▶ [Problem to work on]
Wherever the word "ylabel" appears in the entries, copy the whole line.

######

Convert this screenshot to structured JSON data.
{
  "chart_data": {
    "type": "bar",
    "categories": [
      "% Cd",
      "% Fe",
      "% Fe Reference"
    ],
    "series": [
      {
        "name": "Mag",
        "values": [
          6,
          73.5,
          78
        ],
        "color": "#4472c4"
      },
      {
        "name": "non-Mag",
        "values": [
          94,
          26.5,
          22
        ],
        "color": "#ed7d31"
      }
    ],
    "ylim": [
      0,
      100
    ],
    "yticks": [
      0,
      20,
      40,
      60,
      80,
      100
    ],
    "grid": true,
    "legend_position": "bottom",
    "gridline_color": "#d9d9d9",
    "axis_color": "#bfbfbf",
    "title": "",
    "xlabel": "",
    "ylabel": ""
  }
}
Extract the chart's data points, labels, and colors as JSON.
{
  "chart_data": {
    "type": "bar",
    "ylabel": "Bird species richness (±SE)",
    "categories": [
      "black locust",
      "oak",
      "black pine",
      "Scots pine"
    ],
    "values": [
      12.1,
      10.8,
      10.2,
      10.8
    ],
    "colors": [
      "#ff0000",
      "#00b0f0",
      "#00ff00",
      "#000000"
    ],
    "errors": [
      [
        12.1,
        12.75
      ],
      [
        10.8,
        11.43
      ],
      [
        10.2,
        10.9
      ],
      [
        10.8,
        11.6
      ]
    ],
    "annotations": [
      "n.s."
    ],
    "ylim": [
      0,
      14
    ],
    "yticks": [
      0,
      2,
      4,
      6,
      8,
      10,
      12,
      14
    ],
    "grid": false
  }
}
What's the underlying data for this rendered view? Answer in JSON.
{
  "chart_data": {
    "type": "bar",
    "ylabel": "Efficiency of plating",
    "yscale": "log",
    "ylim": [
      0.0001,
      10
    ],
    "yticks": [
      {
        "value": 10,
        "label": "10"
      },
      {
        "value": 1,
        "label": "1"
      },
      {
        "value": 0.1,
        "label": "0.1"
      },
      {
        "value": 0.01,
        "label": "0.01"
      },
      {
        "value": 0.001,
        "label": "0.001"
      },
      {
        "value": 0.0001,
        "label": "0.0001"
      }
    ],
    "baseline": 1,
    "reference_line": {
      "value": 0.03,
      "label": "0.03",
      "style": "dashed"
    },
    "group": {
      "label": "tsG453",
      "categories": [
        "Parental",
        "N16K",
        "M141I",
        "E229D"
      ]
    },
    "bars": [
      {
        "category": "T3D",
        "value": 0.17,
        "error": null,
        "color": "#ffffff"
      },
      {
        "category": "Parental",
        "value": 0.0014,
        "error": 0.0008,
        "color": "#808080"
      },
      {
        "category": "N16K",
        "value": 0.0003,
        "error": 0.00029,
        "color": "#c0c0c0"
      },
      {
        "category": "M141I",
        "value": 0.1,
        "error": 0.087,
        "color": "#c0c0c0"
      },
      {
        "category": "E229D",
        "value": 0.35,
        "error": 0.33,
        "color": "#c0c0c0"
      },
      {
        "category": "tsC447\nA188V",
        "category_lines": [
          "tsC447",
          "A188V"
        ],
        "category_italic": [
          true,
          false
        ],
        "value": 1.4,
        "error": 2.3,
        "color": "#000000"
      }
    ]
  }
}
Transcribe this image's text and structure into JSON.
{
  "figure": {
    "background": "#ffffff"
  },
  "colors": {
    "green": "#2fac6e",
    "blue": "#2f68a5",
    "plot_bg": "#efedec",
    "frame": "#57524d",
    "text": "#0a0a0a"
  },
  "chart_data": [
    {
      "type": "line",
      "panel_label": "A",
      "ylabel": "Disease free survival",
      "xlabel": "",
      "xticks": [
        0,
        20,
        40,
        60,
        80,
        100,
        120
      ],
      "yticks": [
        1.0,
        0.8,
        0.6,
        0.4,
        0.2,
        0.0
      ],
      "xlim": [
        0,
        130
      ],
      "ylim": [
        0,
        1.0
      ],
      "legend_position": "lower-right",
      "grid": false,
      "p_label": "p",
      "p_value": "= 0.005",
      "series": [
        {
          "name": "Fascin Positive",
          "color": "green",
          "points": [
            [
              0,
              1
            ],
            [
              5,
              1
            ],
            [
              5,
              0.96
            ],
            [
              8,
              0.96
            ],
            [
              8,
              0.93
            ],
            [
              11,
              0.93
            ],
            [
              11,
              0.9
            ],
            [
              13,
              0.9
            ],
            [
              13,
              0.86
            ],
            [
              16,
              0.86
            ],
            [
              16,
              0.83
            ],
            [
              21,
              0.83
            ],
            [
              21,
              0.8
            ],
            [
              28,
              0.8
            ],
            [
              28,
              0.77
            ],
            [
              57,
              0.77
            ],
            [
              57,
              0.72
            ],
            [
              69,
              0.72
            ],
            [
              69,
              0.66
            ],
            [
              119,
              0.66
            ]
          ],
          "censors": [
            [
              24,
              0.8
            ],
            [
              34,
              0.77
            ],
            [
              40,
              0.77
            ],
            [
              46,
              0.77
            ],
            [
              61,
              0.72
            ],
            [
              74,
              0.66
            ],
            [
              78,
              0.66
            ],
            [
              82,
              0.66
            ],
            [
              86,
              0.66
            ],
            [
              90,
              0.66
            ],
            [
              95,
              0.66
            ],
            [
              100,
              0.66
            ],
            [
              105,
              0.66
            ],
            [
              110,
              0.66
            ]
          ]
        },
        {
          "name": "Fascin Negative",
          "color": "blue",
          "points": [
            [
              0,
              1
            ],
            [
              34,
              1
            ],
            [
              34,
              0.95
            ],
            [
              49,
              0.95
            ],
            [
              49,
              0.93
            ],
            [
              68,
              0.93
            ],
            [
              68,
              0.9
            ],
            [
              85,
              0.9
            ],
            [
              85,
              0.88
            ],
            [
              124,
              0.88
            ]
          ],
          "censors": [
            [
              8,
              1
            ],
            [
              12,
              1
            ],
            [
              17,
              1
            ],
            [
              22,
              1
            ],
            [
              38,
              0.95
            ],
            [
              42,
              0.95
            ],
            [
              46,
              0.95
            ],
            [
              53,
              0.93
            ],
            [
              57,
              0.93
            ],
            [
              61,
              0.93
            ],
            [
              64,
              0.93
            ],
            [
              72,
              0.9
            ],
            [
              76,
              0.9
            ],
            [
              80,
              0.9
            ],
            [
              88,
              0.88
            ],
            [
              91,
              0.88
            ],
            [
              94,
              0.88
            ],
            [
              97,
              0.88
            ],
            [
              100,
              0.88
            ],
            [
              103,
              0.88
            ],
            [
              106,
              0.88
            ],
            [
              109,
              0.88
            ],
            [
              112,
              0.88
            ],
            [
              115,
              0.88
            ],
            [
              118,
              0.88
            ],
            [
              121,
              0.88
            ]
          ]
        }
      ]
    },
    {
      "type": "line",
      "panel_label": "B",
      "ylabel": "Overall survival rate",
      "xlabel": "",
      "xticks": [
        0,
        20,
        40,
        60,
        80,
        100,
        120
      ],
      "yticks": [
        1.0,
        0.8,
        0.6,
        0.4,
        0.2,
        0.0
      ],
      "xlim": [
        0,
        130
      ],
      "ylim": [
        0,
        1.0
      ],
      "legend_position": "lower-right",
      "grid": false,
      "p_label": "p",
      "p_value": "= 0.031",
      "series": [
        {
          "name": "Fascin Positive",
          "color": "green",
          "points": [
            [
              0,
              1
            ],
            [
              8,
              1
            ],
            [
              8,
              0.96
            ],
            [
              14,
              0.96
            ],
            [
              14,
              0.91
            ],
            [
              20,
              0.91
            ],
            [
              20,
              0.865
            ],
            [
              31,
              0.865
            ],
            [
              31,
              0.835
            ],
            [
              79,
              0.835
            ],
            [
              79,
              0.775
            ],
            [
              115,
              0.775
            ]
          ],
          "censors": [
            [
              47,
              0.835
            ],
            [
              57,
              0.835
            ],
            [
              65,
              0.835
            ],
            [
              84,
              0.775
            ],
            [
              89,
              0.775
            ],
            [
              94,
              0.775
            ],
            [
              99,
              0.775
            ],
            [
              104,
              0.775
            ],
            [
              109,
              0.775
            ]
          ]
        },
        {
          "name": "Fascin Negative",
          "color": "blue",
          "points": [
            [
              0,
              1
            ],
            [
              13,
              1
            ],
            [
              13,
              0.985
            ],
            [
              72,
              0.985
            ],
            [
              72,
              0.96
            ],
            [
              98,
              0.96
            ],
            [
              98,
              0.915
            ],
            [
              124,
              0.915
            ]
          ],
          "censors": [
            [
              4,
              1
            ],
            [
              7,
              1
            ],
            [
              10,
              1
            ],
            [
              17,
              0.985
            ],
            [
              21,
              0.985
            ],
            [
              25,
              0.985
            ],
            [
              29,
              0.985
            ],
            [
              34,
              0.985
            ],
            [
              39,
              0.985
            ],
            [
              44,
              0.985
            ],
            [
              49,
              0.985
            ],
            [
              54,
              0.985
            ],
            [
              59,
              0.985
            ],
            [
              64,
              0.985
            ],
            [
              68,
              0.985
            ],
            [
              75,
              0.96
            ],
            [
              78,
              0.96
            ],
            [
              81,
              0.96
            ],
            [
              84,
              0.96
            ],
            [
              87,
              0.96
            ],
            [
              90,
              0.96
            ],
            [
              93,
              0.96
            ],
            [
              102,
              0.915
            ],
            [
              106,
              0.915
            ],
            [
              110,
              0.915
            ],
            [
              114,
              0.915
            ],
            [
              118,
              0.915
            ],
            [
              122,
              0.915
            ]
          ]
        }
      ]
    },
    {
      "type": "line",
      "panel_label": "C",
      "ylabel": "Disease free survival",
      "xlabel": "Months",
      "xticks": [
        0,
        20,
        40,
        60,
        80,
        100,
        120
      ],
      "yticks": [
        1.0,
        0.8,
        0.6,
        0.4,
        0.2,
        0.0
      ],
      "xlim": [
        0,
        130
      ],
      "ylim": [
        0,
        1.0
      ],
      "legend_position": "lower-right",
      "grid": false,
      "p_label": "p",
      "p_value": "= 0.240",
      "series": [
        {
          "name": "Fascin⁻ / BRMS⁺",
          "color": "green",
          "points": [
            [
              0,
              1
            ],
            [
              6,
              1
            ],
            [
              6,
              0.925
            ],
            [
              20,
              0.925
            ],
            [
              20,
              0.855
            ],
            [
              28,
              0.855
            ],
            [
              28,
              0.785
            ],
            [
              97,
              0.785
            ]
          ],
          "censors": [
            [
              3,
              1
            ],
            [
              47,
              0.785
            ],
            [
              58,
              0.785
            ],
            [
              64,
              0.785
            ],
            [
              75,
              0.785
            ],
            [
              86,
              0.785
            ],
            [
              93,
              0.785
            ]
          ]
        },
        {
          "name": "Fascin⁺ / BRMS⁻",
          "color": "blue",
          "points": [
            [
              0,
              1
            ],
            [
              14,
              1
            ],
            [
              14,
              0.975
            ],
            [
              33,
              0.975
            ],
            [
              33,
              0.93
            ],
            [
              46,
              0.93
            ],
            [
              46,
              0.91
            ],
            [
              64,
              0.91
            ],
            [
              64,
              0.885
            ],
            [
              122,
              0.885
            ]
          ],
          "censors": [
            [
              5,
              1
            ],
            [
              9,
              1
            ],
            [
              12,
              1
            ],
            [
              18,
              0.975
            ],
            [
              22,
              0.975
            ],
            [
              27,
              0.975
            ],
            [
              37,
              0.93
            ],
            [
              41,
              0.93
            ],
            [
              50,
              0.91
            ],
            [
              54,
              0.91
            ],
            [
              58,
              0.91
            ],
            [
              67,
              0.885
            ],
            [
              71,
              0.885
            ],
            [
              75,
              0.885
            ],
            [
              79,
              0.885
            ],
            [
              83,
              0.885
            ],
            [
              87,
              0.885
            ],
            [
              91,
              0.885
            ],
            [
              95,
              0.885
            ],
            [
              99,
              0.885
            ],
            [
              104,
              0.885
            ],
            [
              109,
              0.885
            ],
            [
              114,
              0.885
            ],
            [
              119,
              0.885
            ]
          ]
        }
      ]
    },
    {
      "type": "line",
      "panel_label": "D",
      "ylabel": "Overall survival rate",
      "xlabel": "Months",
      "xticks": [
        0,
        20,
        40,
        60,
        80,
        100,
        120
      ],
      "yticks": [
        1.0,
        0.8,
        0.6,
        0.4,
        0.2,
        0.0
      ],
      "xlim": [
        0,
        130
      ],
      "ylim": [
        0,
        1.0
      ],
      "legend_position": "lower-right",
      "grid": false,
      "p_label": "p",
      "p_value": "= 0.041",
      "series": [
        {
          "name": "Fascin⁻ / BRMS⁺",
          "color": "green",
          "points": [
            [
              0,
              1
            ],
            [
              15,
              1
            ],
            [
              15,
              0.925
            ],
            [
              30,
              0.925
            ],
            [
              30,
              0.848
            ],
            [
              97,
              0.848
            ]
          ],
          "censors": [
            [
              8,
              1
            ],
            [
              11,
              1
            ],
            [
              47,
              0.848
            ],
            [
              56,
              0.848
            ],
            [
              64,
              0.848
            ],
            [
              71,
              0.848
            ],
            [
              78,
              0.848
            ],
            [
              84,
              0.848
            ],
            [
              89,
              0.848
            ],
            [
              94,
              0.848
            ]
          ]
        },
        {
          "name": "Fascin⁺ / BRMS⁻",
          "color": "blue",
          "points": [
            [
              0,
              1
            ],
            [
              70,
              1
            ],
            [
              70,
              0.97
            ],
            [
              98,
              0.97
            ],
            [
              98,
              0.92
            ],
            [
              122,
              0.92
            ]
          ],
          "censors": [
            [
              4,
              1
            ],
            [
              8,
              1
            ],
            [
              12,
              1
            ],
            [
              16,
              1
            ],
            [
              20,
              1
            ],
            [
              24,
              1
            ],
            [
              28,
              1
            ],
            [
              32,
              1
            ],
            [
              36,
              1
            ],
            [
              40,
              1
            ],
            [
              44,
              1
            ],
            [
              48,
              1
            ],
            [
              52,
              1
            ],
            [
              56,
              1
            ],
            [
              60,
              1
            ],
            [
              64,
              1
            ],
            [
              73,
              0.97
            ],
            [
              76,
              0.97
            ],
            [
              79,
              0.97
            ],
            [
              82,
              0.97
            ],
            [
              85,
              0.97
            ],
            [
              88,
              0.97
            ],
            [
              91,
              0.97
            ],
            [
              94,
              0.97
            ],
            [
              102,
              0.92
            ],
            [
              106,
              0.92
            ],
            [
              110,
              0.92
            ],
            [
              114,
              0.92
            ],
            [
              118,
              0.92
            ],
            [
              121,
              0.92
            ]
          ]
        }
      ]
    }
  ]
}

######

▶ [Solution to the exercise]
    "ylabel": ""
    "ylabel": "Bird species richness (±SE)",
    "ylabel": "Efficiency of plating",
      "ylabel": "Disease free survival",
      "ylabel": "Overall survival rate",
      "ylabel": "Disease free survival",
      "ylabel": "Overall survival rate",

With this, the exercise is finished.